**TASK TO COMPLETE**.
Copy out all lines that hold "text".

** BEGIN DATA PROVIDED **

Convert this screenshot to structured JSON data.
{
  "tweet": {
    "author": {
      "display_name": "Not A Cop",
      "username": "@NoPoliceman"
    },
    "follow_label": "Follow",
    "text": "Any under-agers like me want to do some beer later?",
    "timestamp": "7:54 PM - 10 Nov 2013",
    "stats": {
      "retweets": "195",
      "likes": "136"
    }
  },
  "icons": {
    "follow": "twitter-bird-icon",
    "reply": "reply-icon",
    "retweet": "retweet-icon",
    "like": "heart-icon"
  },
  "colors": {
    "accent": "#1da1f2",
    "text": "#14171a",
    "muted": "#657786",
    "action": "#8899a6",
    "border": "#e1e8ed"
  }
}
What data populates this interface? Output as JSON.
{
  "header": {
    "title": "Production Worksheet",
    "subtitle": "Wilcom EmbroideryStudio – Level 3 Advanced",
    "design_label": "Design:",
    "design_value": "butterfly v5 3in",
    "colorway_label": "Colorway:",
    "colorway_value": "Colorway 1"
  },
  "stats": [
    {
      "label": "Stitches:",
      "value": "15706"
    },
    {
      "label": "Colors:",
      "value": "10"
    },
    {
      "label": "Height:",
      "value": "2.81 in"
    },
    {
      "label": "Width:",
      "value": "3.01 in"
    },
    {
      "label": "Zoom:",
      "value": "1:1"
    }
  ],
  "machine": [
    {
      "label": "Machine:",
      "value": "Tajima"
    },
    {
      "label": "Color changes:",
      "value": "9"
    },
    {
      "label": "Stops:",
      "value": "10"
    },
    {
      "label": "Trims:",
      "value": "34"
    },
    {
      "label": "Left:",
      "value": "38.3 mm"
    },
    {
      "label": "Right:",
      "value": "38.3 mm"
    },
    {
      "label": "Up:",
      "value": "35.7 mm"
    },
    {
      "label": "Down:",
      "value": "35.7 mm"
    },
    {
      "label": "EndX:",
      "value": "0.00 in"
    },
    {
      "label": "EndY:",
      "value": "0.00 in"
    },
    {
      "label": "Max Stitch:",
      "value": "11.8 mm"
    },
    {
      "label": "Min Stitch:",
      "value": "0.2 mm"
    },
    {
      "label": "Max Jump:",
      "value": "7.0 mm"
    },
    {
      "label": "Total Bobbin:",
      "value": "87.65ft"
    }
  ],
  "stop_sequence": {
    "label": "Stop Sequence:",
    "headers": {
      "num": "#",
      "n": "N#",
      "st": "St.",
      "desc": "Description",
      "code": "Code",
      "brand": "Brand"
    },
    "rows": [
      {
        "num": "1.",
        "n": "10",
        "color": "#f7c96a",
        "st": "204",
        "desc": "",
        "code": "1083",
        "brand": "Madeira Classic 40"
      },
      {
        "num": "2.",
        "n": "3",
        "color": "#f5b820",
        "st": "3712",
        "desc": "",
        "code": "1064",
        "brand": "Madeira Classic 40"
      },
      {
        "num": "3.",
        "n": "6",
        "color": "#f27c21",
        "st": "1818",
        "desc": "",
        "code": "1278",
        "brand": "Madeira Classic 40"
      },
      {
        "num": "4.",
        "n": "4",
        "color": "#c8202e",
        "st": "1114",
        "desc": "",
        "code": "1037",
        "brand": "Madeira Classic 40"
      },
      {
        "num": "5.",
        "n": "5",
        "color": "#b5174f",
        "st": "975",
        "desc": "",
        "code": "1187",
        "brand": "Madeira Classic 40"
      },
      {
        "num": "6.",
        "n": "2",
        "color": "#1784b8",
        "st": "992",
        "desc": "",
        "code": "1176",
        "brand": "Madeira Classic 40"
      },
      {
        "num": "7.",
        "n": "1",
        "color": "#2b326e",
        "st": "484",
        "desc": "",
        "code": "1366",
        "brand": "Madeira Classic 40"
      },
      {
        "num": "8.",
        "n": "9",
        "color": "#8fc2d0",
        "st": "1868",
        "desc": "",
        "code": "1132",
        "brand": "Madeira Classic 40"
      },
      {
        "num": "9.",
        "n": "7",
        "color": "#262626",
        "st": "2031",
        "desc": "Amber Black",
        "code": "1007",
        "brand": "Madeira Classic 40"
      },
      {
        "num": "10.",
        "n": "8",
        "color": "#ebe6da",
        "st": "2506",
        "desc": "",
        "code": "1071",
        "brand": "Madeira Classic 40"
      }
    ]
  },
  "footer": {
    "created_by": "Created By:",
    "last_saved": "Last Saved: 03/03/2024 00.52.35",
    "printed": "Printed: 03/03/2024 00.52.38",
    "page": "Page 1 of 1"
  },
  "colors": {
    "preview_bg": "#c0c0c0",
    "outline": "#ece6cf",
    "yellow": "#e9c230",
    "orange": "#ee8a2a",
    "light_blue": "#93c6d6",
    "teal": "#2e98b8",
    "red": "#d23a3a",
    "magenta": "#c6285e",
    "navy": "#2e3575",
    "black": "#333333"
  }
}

** END DATA PROVIDED **

**SOLUTION BELOW**.
    "text": "Any under-agers like me want to do some beer later?",
    "text": "#14171a",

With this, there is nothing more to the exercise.